──────── Material for this exercise ────────

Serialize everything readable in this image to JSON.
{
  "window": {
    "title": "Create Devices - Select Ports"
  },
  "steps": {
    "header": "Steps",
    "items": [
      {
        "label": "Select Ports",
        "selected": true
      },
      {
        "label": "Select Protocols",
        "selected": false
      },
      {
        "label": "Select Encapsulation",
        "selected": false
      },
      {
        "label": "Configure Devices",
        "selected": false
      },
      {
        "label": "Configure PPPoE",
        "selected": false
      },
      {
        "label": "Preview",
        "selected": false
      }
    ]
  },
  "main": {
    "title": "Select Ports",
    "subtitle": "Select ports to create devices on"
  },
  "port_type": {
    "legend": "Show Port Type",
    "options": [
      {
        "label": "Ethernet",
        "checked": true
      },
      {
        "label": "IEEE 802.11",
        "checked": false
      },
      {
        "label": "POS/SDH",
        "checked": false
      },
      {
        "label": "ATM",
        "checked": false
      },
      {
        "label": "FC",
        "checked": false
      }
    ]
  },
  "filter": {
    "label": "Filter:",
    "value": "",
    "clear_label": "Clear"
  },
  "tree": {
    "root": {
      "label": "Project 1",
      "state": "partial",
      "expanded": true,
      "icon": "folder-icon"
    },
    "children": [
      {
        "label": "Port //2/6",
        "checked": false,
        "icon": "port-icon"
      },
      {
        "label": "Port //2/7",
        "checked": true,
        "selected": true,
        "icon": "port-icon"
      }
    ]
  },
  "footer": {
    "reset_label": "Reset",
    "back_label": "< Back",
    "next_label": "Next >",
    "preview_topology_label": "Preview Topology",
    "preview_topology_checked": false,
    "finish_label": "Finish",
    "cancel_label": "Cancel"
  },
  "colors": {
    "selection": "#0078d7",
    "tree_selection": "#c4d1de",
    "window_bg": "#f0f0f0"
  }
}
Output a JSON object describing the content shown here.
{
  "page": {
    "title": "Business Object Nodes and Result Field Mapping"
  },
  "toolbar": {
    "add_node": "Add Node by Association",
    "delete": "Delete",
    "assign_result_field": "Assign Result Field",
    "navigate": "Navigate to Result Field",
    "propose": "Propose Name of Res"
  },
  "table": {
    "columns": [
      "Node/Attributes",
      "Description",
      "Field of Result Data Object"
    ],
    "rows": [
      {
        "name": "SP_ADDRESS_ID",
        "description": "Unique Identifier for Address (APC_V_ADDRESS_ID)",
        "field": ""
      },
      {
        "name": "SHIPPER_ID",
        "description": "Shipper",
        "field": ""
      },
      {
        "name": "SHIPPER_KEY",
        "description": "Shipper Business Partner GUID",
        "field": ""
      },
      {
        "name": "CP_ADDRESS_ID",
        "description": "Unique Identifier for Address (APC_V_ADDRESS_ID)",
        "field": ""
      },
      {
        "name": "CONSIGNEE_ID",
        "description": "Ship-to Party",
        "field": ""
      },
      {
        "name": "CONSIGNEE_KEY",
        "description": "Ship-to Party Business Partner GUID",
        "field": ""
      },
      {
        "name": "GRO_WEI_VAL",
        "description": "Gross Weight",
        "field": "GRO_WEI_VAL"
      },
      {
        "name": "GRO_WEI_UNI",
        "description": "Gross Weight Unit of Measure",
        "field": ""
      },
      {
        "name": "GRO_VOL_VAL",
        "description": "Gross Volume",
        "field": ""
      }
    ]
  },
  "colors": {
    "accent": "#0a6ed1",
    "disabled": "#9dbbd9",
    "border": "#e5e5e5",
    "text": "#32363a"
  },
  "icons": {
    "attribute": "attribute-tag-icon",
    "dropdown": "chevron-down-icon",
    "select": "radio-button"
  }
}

────────

● Description of the task:
Give again only the lines starting at the one that contains "Output a JSON" and running to the end of the data.

● Correct response:
Output a JSON object describing the content shown here.
{
  "page": {
    "title": "Business Object Nodes and Result Field Mapping"
  },
  "toolbar": {
    "add_node": "Add Node by Association",
    "delete": "Delete",
    "assign_result_field": "Assign Result Field",
    "navigate": "Navigate to Result Field",
    "propose": "Propose Name of Res"
  },
  "table": {
    "columns": [
      "Node/Attributes",
      "Description",
      "Field of Result Data Object"
    ],
    "rows": [
      {
        "name": "SP_ADDRESS_ID",
        "description": "Unique Identifier for Address (APC_V_ADDRESS_ID)",
        "field": ""
      },
      {
        "name": "SHIPPER_ID",
        "description": "Shipper",
        "field": ""
      },
      {
        "name": "SHIPPER_KEY",
        "description": "Shipper Business Partner GUID",
        "field": ""
      },
      {
        "name": "CP_ADDRESS_ID",
        "description": "Unique Identifier for Address (APC_V_ADDRESS_ID)",
        "field": ""
      },
      {
        "name": "CONSIGNEE_ID",
        "description": "Ship-to Party",
        "field": ""
      },
      {
        "name": "CONSIGNEE_KEY",
        "description": "Ship-to Party Business Partner GUID",
        "field": ""
      },
      {
        "name": "GRO_WEI_VAL",
        "description": "Gross Weight",
        "field": "GRO_WEI_VAL"
      },
      {
        "name": "GRO_WEI_UNI",
        "description": "Gross Weight Unit of Measure",
        "field": ""
      },
      {
        "name": "GRO_VOL_VAL",
        "description": "Gross Volume",
        "field": ""
      }
    ]
  },
  "colors": {
    "accent": "#0a6ed1",
    "disabled": "#9dbbd9",
    "border": "#e5e5e5",
    "text": "#32363a"
  },
  "icons": {
    "attribute": "attribute-tag-icon",
    "dropdown": "chevron-down-icon",
    "select": "radio-button"
  }
}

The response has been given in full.